*THE EXERCISE*:
Go through the records and show each line where the word "USDRUB" occurs.
=-=-=
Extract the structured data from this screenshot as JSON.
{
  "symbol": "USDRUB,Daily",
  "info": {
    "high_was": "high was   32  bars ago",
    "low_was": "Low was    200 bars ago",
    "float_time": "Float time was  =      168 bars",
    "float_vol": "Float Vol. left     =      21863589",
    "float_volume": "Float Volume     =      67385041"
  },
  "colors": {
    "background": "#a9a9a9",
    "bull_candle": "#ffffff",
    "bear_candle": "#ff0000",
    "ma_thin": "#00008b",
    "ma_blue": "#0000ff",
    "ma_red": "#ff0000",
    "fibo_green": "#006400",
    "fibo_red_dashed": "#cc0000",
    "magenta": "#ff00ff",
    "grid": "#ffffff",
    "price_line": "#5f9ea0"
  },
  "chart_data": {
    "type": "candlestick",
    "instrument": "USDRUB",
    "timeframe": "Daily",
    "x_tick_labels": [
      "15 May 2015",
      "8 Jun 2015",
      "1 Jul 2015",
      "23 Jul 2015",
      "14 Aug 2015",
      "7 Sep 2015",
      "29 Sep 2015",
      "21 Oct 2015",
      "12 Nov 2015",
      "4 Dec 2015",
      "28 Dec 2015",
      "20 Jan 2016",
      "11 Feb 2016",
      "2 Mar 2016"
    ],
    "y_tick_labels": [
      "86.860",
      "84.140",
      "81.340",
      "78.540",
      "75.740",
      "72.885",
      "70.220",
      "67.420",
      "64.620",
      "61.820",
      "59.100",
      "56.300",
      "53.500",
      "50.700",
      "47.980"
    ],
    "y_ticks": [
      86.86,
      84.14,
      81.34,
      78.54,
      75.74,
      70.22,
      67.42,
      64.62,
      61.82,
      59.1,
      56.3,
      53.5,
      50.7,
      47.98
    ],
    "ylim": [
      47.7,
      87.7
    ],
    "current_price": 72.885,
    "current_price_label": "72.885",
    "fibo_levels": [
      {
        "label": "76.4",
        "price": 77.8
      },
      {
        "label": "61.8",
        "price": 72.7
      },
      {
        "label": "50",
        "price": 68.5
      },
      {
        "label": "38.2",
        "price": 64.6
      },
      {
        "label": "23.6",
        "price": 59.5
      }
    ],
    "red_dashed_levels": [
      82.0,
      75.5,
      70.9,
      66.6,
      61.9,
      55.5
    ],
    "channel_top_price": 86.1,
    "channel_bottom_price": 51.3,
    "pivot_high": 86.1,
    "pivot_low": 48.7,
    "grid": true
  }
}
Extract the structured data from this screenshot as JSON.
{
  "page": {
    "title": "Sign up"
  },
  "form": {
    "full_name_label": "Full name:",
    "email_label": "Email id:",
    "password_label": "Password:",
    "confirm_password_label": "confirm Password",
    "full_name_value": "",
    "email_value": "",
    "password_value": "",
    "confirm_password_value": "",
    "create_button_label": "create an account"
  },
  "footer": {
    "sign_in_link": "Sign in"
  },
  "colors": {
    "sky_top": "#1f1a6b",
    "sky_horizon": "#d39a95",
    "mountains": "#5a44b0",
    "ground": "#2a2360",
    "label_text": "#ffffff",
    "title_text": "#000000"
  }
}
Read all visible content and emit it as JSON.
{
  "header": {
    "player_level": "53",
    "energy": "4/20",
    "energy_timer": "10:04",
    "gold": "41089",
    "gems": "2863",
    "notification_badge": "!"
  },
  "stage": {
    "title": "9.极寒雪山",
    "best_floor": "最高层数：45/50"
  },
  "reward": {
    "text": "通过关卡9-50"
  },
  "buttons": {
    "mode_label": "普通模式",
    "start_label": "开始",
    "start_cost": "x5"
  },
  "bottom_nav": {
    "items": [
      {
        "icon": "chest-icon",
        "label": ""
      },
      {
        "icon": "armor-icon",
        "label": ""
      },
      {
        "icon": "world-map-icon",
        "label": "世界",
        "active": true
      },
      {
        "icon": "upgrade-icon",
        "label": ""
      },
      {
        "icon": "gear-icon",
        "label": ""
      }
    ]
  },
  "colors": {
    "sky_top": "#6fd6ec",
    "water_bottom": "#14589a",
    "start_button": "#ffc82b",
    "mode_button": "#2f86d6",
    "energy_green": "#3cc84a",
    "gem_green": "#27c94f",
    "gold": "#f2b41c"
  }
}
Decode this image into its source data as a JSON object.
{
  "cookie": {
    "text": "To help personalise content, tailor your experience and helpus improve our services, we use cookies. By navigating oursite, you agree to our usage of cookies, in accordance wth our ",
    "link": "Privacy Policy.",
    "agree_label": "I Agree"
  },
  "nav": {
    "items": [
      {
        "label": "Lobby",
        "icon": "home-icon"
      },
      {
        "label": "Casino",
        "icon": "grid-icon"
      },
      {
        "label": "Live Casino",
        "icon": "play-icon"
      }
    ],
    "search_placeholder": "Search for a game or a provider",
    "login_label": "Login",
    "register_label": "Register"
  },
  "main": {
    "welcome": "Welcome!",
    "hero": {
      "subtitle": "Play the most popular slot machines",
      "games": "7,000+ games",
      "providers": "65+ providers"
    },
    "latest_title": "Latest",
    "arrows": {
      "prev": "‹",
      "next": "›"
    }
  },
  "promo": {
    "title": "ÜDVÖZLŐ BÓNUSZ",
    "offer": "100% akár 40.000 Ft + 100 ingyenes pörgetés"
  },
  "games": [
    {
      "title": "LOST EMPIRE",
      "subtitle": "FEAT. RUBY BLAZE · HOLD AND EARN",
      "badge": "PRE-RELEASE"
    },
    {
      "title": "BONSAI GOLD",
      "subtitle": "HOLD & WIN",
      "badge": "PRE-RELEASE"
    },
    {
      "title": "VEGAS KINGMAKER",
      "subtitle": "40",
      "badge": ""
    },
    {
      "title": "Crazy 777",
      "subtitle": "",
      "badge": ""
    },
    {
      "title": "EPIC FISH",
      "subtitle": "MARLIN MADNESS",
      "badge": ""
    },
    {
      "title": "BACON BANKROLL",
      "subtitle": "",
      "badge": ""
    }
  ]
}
=-=-=
*ANSWER TO THE PROBLEM*:
  "symbol": "USDRUB,Daily",
    "instrument": "USDRUB",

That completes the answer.